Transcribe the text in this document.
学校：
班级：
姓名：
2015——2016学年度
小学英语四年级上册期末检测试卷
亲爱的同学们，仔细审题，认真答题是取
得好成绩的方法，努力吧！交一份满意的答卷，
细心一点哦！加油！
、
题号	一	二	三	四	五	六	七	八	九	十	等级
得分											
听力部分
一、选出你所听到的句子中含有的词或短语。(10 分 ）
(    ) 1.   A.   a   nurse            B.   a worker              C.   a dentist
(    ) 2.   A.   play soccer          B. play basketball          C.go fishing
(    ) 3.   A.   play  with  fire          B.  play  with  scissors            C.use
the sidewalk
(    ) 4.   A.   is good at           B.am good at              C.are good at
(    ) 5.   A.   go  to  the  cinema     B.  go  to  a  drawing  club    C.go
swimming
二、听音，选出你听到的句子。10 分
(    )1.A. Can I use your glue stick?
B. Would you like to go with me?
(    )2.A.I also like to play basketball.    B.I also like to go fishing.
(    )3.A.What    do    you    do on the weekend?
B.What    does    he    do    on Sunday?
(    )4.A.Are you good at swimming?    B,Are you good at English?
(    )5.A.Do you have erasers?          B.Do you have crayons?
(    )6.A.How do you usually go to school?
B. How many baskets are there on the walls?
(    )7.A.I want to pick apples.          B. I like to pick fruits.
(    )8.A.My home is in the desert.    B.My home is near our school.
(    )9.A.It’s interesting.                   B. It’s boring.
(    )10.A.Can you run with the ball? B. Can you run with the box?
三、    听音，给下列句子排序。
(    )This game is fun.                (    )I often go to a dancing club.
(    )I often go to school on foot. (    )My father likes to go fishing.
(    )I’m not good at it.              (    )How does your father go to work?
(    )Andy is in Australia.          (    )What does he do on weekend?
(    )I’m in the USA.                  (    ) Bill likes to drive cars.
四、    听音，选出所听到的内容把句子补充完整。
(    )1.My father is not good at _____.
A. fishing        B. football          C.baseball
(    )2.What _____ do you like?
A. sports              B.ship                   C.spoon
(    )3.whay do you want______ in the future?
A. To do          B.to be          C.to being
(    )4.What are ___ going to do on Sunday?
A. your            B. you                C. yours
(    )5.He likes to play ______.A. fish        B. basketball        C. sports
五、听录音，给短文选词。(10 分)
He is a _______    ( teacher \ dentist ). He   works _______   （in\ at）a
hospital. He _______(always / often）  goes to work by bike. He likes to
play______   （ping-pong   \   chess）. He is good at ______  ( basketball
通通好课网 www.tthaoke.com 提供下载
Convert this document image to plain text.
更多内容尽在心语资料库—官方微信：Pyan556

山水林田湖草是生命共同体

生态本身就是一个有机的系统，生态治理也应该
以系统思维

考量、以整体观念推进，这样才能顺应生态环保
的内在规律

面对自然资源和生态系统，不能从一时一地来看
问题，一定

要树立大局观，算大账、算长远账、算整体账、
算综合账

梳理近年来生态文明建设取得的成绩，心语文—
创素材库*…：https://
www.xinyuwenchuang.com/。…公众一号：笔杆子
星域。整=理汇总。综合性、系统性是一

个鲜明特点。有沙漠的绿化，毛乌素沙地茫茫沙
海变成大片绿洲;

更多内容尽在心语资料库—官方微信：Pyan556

■ **Your instructions**
Could you quote, exactly as they appear, the line containing "Convert this document image to plain text." and every line after it to the end of the records above?

■ **The solution**
Convert this document image to plain text.
更多内容尽在心语资料库—官方微信：Pyan556

山水林田湖草是生命共同体

生态本身就是一个有机的系统，生态治理也应该
以系统思维

考量、以整体观念推进，这样才能顺应生态环保
的内在规律

面对自然资源和生态系统，不能从一时一地来看
问题，一定

要树立大局观，算大账、算长远账、算整体账、
算综合账

梳理近年来生态文明建设取得的成绩，心语文—
创素材库*…：https://
www.xinyuwenchuang.com/。…公众一号：笔杆子
星域。整=理汇总。综合性、系统性是一

个鲜明特点。有沙漠的绿化，毛乌素沙地茫茫沙
海变成大片绿洲;

更多内容尽在心语资料库—官方微信：Pyan556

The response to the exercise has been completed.